(Stored entries)
+-------+

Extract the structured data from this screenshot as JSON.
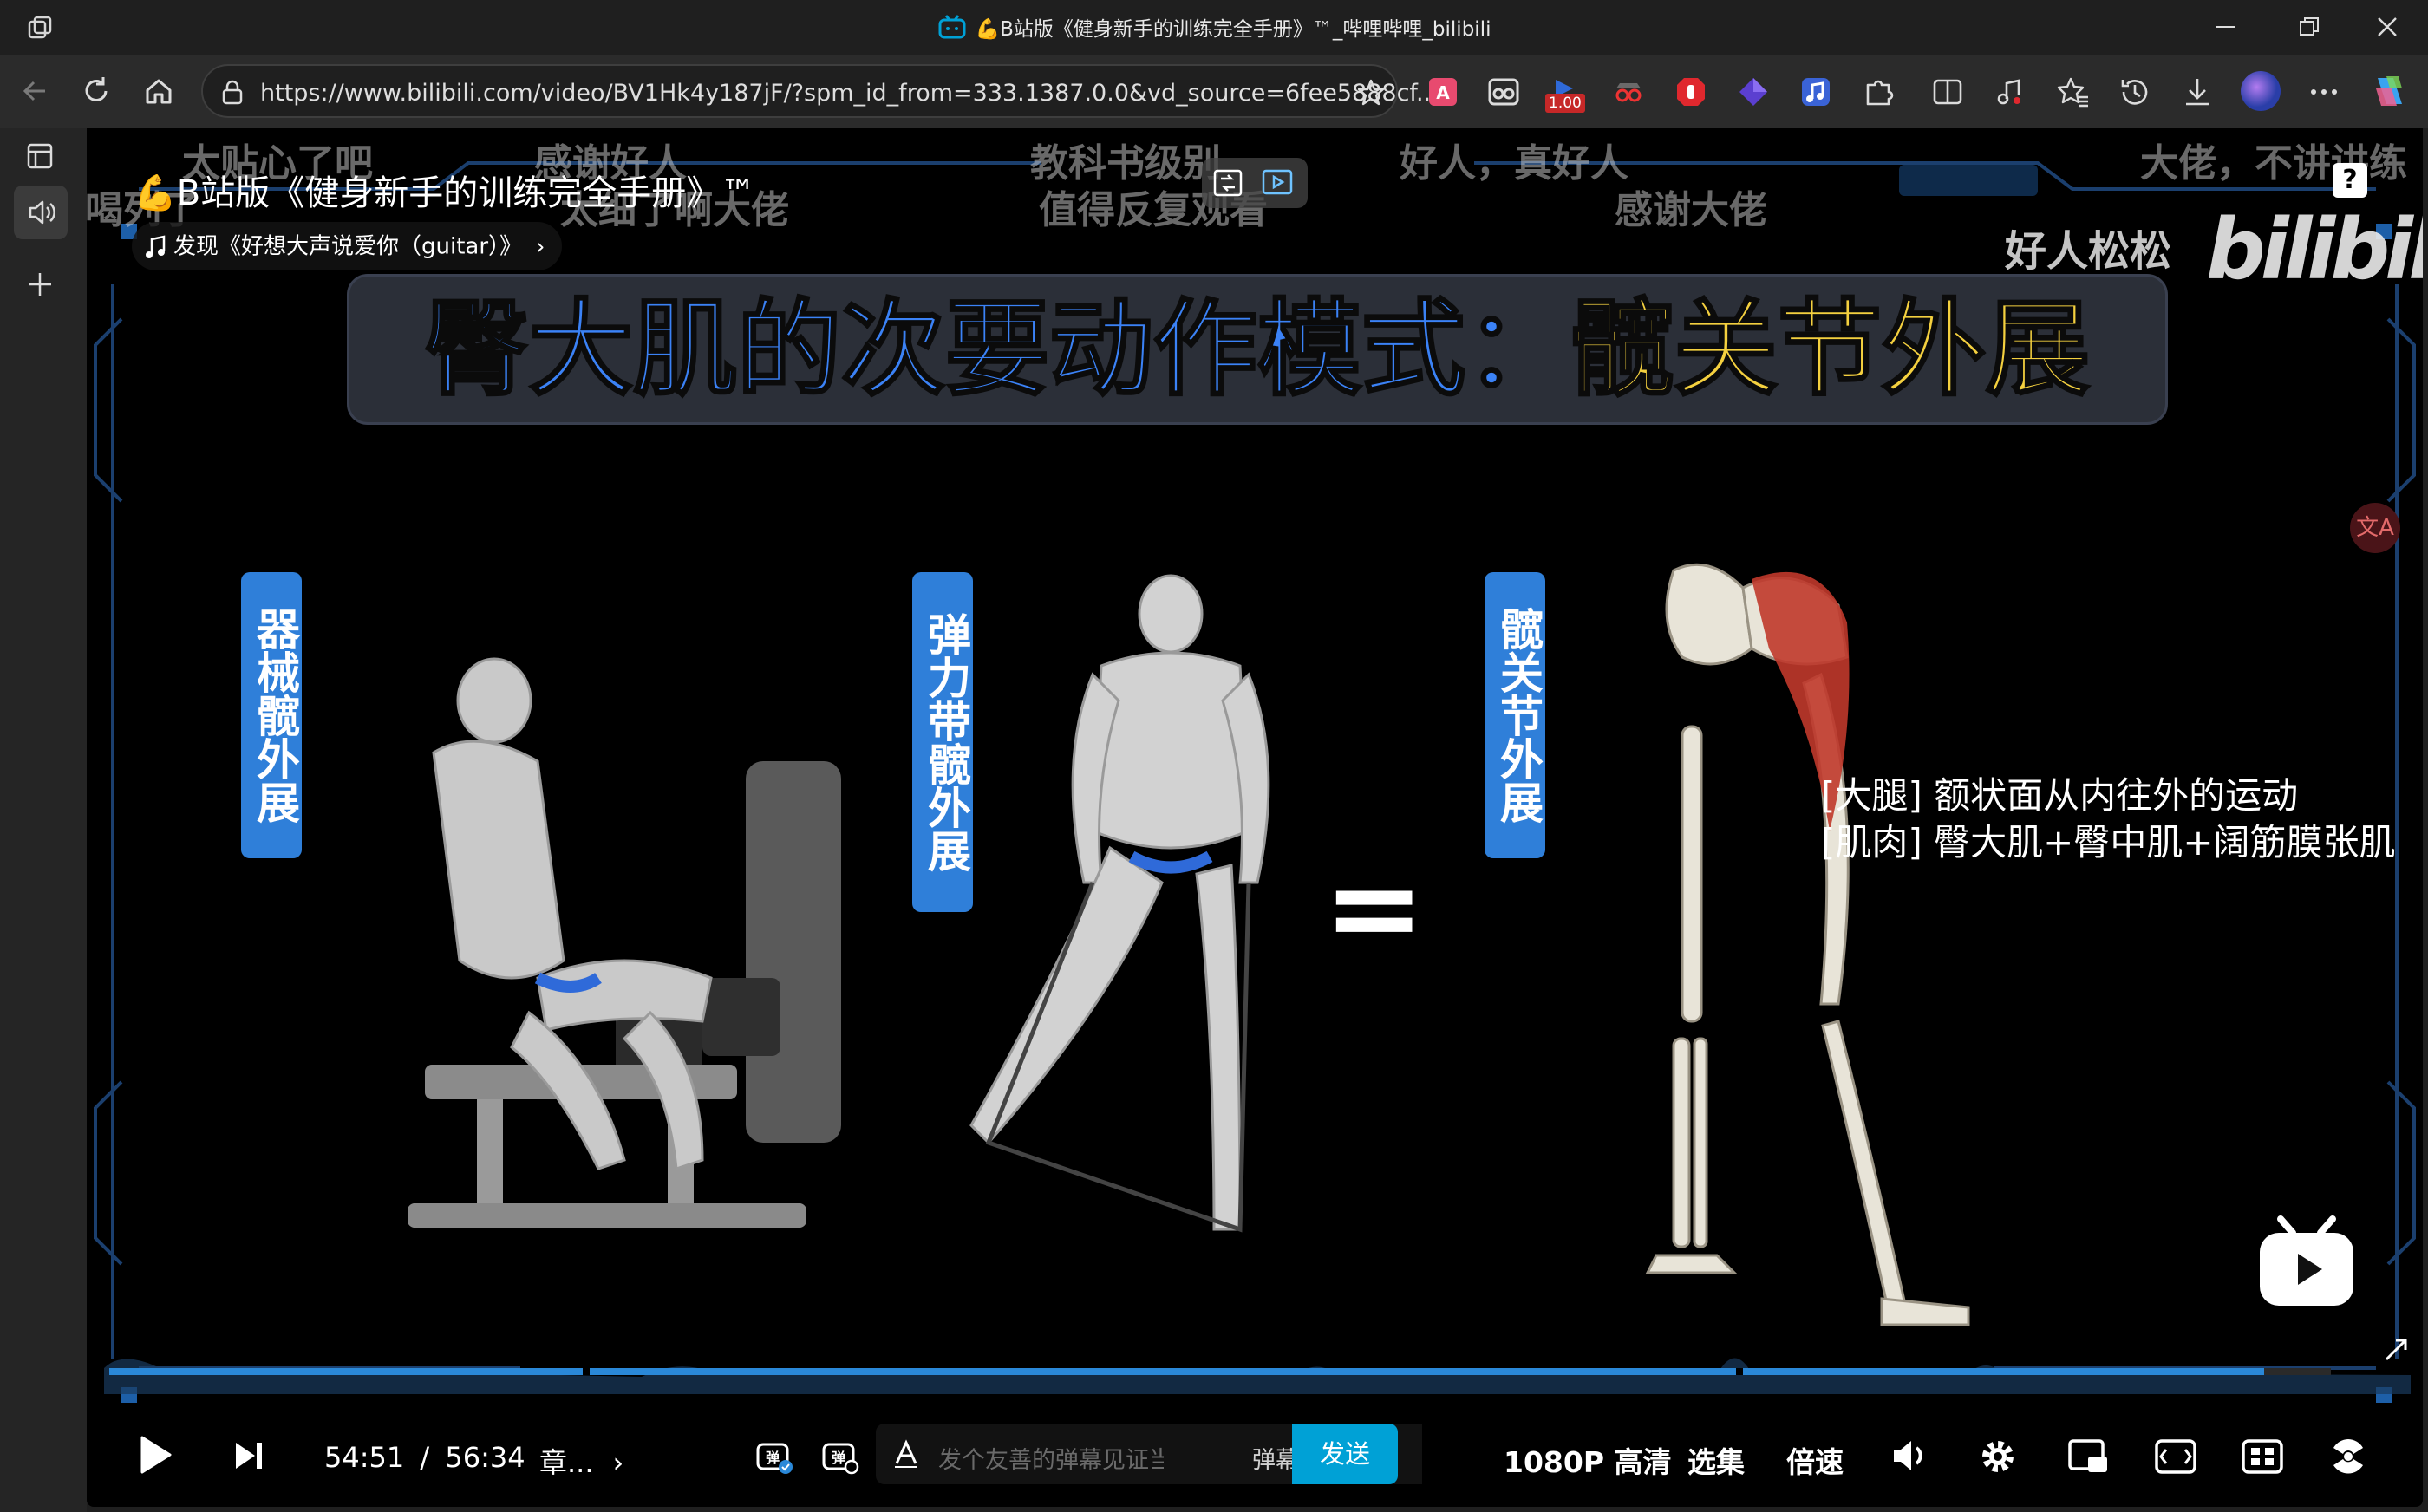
{
  "window": {
    "title": "💪B站版《健身新手的训练完全手册》™_哔哩哔哩_bilibili"
  },
  "browser": {
    "url": "https://www.bilibili.com/video/BV1Hk4y187jF/?spm_id_from=333.1387.0.0&vd_source=6fee5888cf...",
    "extension_badge": "1.00"
  },
  "video": {
    "overlay_title": "💪B站版《健身新手的训练完全手册》™",
    "music_tag": "发现《好想大声说爱你（guitar）》",
    "watermark_name": "好人松松",
    "watermark_logo": "bilibili",
    "help_badge": "?",
    "headline_blue": "臀大肌的次要动作模式：",
    "headline_yellow": "髋关节外展",
    "label_machine": "器械髋外展",
    "label_band": "弹力带髋外展",
    "label_joint": "髋关节外展",
    "equals": "=",
    "note_line1": "[大腿] 额状面从内往外的运动",
    "note_line2": "[肌肉] 臀大肌+臀中肌+阔筋膜张肌",
    "translate_badge": "文A",
    "danmaku": [
      "太贴心了吧",
      "感谢好人",
      "教科书级别",
      "好人，真好人",
      "大佬，不讲讲练",
      "喝列了",
      "太细了啊大佬",
      "值得反复观看",
      "感谢大佬"
    ]
  },
  "controls": {
    "current_time": "54:51",
    "separator": "/",
    "total_time": "56:34",
    "chapter": "章...",
    "danmaku_placeholder": "发个友善的弹幕见证当下",
    "danmaku_etiquette": "弹幕礼仪",
    "send": "发送",
    "quality": "1080P 高清",
    "episodes": "选集",
    "speed": "倍速",
    "progress": 0.97
  },
  "colors": {
    "accent_blue": "#00a1d6",
    "label_blue": "#2f7fd9",
    "headline_blue": "#3b82f6",
    "headline_yellow": "#f4d03f"
  }
}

+-------+

** Written task **
Every record above should be written out again without change, except that the pictures are left out.

** The response **
Extract the structured data from this screenshot as JSON.
{
  "window": {
    "title": "💪B站版《健身新手的训练完全手册》™_哔哩哔哩_bilibili"
  },
  "browser": {
    "url": "https://www.bilibili.com/video/BV1Hk4y187jF/?spm_id_from=333.1387.0.0&vd_source=6fee5888cf...",
    "extension_badge": "1.00"
  },
  "video": {
    "overlay_title": "💪B站版《健身新手的训练完全手册》™",
    "music_tag": "发现《好想大声说爱你（guitar）》",
    "watermark_name": "好人松松",
    "watermark_logo": "bilibili",
    "help_badge": "?",
    "headline_blue": "臀大肌的次要动作模式：",
    "headline_yellow": "髋关节外展",
    "label_machine": "器械髋外展",
    "label_band": "弹力带髋外展",
    "label_joint": "髋关节外展",
    "equals": "=",
    "note_line1": "[大腿] 额状面从内往外的运动",
    "note_line2": "[肌肉] 臀大肌+臀中肌+阔筋膜张肌",
    "translate_badge": "文A",
    "danmaku": [
      "太贴心了吧",
      "感谢好人",
      "教科书级别",
      "好人，真好人",
      "大佬，不讲讲练",
      "喝列了",
      "太细了啊大佬",
      "值得反复观看",
      "感谢大佬"
    ]
  },
  "controls": {
    "current_time": "54:51",
    "separator": "/",
    "total_time": "56:34",
    "chapter": "章...",
    "danmaku_placeholder": "发个友善的弹幕见证当下",
    "danmaku_etiquette": "弹幕礼仪",
    "send": "发送",
    "quality": "1080P 高清",
    "episodes": "选集",
    "speed": "倍速",
    "progress": 0.97
  },
  "colors": {
    "accent_blue": "#00a1d6",
    "label_blue": "#2f7fd9",
    "headline_blue": "#3b82f6",
    "headline_yellow": "#f4d03f"
  }
}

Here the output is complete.